--- START Input for this task ---
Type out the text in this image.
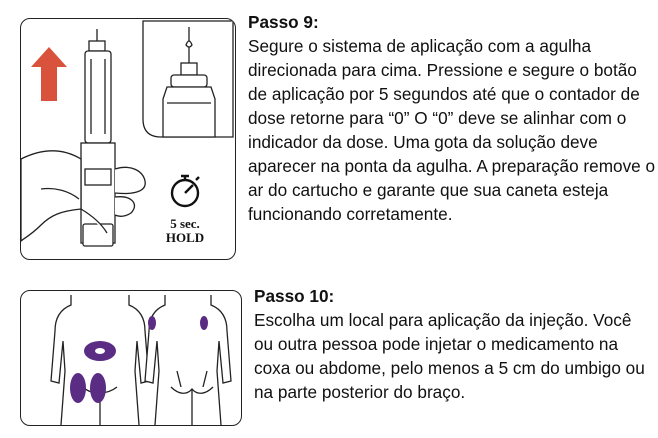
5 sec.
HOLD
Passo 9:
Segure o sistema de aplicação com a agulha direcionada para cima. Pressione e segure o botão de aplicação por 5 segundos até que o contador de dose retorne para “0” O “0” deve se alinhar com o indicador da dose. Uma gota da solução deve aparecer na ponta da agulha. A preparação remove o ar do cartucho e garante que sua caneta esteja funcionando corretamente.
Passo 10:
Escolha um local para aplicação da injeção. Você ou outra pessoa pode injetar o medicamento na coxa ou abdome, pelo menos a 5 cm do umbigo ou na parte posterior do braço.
--- END Input for this task ---
● Your objective: Make an exact copy of every entry above, minus the images.

● Finished task:
Type out the text in this image.
5 sec.
HOLD
Passo 9:
Segure o sistema de aplicação com a agulha direcionada para cima. Pressione e segure o botão de aplicação por 5 segundos até que o contador de dose retorne para “0” O “0” deve se alinhar com o indicador da dose. Uma gota da solução deve aparecer na ponta da agulha. A preparação remove o ar do cartucho e garante que sua caneta esteja funcionando corretamente.
Passo 10:
Escolha um local para aplicação da injeção. Você ou outra pessoa pode injetar o medicamento na coxa ou abdome, pelo menos a 5 cm do umbigo ou na parte posterior do braço.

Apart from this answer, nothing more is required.